WORK REQUIRED: The reply must reproduce each line below exactly.

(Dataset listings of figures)
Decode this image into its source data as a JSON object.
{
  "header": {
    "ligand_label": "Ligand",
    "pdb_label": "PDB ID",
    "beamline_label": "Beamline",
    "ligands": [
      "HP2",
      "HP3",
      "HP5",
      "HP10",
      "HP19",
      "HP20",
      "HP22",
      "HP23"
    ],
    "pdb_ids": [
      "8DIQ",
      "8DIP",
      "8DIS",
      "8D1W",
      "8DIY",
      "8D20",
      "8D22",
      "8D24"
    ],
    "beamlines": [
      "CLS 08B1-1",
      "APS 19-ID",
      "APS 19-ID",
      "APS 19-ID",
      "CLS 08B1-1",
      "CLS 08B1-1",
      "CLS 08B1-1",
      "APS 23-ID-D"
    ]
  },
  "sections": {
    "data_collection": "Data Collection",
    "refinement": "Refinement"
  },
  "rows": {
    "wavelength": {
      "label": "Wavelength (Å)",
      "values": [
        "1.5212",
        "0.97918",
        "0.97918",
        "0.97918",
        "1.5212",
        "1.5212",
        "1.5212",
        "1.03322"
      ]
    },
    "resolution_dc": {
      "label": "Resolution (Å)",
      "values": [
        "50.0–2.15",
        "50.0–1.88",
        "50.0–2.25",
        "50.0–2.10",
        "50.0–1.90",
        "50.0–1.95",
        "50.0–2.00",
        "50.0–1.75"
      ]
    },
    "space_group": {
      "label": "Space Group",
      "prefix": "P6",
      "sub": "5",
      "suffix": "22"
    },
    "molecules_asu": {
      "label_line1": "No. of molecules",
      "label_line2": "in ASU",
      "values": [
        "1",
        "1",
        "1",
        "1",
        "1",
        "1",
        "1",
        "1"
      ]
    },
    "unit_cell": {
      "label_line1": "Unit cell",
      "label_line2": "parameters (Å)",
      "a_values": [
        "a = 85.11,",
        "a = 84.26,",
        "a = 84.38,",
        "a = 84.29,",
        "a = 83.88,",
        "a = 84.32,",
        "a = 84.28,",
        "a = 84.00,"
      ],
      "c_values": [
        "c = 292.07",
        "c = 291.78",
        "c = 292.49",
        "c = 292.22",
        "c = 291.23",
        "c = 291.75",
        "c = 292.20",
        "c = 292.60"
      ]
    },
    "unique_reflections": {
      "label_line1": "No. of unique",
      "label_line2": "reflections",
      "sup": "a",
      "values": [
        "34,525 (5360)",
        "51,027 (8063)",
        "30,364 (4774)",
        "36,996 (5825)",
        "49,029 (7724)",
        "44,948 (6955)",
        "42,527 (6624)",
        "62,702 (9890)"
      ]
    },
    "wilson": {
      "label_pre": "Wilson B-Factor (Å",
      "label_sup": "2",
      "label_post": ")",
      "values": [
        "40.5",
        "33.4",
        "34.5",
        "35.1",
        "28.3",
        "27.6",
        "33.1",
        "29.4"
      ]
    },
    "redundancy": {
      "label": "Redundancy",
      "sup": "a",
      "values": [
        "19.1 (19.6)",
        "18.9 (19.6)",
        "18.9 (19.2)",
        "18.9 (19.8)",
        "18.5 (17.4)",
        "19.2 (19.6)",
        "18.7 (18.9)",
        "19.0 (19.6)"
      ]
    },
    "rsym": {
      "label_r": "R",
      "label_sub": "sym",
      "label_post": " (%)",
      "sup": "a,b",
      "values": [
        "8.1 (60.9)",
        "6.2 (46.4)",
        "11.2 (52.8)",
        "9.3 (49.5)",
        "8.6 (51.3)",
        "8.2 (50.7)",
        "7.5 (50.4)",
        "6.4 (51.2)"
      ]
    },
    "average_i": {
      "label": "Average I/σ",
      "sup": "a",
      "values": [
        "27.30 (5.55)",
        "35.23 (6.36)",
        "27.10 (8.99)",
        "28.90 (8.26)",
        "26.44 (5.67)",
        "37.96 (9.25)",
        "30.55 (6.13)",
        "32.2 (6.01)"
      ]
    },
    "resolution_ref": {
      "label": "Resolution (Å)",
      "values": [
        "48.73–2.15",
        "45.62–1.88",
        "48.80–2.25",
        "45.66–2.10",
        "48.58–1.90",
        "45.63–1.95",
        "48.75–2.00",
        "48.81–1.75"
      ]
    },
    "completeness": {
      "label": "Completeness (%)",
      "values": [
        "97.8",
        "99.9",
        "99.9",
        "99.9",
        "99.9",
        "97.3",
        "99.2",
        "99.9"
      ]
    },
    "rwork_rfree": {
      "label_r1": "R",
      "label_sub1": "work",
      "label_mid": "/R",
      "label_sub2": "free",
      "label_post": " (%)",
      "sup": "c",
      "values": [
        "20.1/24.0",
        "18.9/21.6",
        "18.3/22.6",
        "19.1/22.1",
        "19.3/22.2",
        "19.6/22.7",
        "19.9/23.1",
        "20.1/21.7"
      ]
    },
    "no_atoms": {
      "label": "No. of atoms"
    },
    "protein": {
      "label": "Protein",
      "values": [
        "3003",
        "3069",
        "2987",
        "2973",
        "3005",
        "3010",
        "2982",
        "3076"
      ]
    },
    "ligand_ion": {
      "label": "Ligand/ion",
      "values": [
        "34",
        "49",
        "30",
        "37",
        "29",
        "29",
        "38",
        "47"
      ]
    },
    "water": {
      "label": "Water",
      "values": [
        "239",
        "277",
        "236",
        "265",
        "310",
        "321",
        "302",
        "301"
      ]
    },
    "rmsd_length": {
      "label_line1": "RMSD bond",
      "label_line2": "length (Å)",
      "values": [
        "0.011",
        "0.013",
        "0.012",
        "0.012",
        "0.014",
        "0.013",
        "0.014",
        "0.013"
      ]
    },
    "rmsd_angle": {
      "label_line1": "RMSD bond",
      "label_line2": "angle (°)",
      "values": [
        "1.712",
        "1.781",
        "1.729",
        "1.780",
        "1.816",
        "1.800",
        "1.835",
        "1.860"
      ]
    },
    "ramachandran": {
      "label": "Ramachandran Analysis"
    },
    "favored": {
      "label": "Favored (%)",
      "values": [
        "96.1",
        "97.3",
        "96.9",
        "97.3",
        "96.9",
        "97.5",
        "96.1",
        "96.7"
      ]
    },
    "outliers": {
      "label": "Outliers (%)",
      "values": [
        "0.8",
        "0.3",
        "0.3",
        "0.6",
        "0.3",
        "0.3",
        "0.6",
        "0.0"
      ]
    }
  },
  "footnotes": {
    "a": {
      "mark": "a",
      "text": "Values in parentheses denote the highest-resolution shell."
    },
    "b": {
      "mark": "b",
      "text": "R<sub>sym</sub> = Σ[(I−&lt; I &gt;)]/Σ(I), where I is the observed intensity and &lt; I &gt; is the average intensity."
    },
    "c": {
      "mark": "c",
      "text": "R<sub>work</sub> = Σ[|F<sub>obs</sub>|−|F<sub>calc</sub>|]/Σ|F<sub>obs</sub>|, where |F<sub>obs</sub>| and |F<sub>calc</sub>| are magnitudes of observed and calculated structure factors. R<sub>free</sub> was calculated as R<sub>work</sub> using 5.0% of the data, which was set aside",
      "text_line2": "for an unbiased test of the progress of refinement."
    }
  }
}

EXERCISE SOLUTION:
Decode this image into its source data as a JSON object.
{
  "header": {
    "ligand_label": "Ligand",
    "pdb_label": "PDB ID",
    "beamline_label": "Beamline",
    "ligands": [
      "HP2",
      "HP3",
      "HP5",
      "HP10",
      "HP19",
      "HP20",
      "HP22",
      "HP23"
    ],
    "pdb_ids": [
      "8DIQ",
      "8DIP",
      "8DIS",
      "8D1W",
      "8DIY",
      "8D20",
      "8D22",
      "8D24"
    ],
    "beamlines": [
      "CLS 08B1-1",
      "APS 19-ID",
      "APS 19-ID",
      "APS 19-ID",
      "CLS 08B1-1",
      "CLS 08B1-1",
      "CLS 08B1-1",
      "APS 23-ID-D"
    ]
  },
  "sections": {
    "data_collection": "Data Collection",
    "refinement": "Refinement"
  },
  "rows": {
    "wavelength": {
      "label": "Wavelength (Å)",
      "values": [
        "1.5212",
        "0.97918",
        "0.97918",
        "0.97918",
        "1.5212",
        "1.5212",
        "1.5212",
        "1.03322"
      ]
    },
    "resolution_dc": {
      "label": "Resolution (Å)",
      "values": [
        "50.0–2.15",
        "50.0–1.88",
        "50.0–2.25",
        "50.0–2.10",
        "50.0–1.90",
        "50.0–1.95",
        "50.0–2.00",
        "50.0–1.75"
      ]
    },
    "space_group": {
      "label": "Space Group",
      "prefix": "P6",
      "sub": "5",
      "suffix": "22"
    },
    "molecules_asu": {
      "label_line1": "No. of molecules",
      "label_line2": "in ASU",
      "values": [
        "1",
        "1",
        "1",
        "1",
        "1",
        "1",
        "1",
        "1"
      ]
    },
    "unit_cell": {
      "label_line1": "Unit cell",
      "label_line2": "parameters (Å)",
      "a_values": [
        "a = 85.11,",
        "a = 84.26,",
        "a = 84.38,",
        "a = 84.29,",
        "a = 83.88,",
        "a = 84.32,",
        "a = 84.28,",
        "a = 84.00,"
      ],
      "c_values": [
        "c = 292.07",
        "c = 291.78",
        "c = 292.49",
        "c = 292.22",
        "c = 291.23",
        "c = 291.75",
        "c = 292.20",
        "c = 292.60"
      ]
    },
    "unique_reflections": {
      "label_line1": "No. of unique",
      "label_line2": "reflections",
      "sup": "a",
      "values": [
        "34,525 (5360)",
        "51,027 (8063)",
        "30,364 (4774)",
        "36,996 (5825)",
        "49,029 (7724)",
        "44,948 (6955)",
        "42,527 (6624)",
        "62,702 (9890)"
      ]
    },
    "wilson": {
      "label_pre": "Wilson B-Factor (Å",
      "label_sup": "2",
      "label_post": ")",
      "values": [
        "40.5",
        "33.4",
        "34.5",
        "35.1",
        "28.3",
        "27.6",
        "33.1",
        "29.4"
      ]
    },
    "redundancy": {
      "label": "Redundancy",
      "sup": "a",
      "values": [
        "19.1 (19.6)",
        "18.9 (19.6)",
        "18.9 (19.2)",
        "18.9 (19.8)",
        "18.5 (17.4)",
        "19.2 (19.6)",
        "18.7 (18.9)",
        "19.0 (19.6)"
      ]
    },
    "rsym": {
      "label_r": "R",
      "label_sub": "sym",
      "label_post": " (%)",
      "sup": "a,b",
      "values": [
        "8.1 (60.9)",
        "6.2 (46.4)",
        "11.2 (52.8)",
        "9.3 (49.5)",
        "8.6 (51.3)",
        "8.2 (50.7)",
        "7.5 (50.4)",
        "6.4 (51.2)"
      ]
    },
    "average_i": {
      "label": "Average I/σ",
      "sup": "a",
      "values": [
        "27.30 (5.55)",
        "35.23 (6.36)",
        "27.10 (8.99)",
        "28.90 (8.26)",
        "26.44 (5.67)",
        "37.96 (9.25)",
        "30.55 (6.13)",
        "32.2 (6.01)"
      ]
    },
    "resolution_ref": {
      "label": "Resolution (Å)",
      "values": [
        "48.73–2.15",
        "45.62–1.88",
        "48.80–2.25",
        "45.66–2.10",
        "48.58–1.90",
        "45.63–1.95",
        "48.75–2.00",
        "48.81–1.75"
      ]
    },
    "completeness": {
      "label": "Completeness (%)",
      "values": [
        "97.8",
        "99.9",
        "99.9",
        "99.9",
        "99.9",
        "97.3",
        "99.2",
        "99.9"
      ]
    },
    "rwork_rfree": {
      "label_r1": "R",
      "label_sub1": "work",
      "label_mid": "/R",
      "label_sub2": "free",
      "label_post": " (%)",
      "sup": "c",
      "values": [
        "20.1/24.0",
        "18.9/21.6",
        "18.3/22.6",
        "19.1/22.1",
        "19.3/22.2",
        "19.6/22.7",
        "19.9/23.1",
        "20.1/21.7"
      ]
    },
    "no_atoms": {
      "label": "No. of atoms"
    },
    "protein": {
      "label": "Protein",
      "values": [
        "3003",
        "3069",
        "2987",
        "2973",
        "3005",
        "3010",
        "2982",
        "3076"
      ]
    },
    "ligand_ion": {
      "label": "Ligand/ion",
      "values": [
        "34",
        "49",
        "30",
        "37",
        "29",
        "29",
        "38",
        "47"
      ]
    },
    "water": {
      "label": "Water",
      "values": [
        "239",
        "277",
        "236",
        "265",
        "310",
        "321",
        "302",
        "301"
      ]
    },
    "rmsd_length": {
      "label_line1": "RMSD bond",
      "label_line2": "length (Å)",
      "values": [
        "0.011",
        "0.013",
        "0.012",
        "0.012",
        "0.014",
        "0.013",
        "0.014",
        "0.013"
      ]
    },
    "rmsd_angle": {
      "label_line1": "RMSD bond",
      "label_line2": "angle (°)",
      "values": [
        "1.712",
        "1.781",
        "1.729",
        "1.780",
        "1.816",
        "1.800",
        "1.835",
        "1.860"
      ]
    },
    "ramachandran": {
      "label": "Ramachandran Analysis"
    },
    "favored": {
      "label": "Favored (%)",
      "values": [
        "96.1",
        "97.3",
        "96.9",
        "97.3",
        "96.9",
        "97.5",
        "96.1",
        "96.7"
      ]
    },
    "outliers": {
      "label": "Outliers (%)",
      "values": [
        "0.8",
        "0.3",
        "0.3",
        "0.6",
        "0.3",
        "0.3",
        "0.6",
        "0.0"
      ]
    }
  },
  "footnotes": {
    "a": {
      "mark": "a",
      "text": "Values in parentheses denote the highest-resolution shell."
    },
    "b": {
      "mark": "b",
      "text": "R<sub>sym</sub> = Σ[(I−&lt; I &gt;)]/Σ(I), where I is the observed intensity and &lt; I &gt; is the average intensity."
    },
    "c": {
      "mark": "c",
      "text": "R<sub>work</sub> = Σ[|F<sub>obs</sub>|−|F<sub>calc</sub>|]/Σ|F<sub>obs</sub>|, where |F<sub>obs</sub>| and |F<sub>calc</sub>| are magnitudes of observed and calculated structure factors. R<sub>free</sub> was calculated as R<sub>work</sub> using 5.0% of the data, which was set aside",
      "text_line2": "for an unbiased test of the progress of refinement."
    }
  }
}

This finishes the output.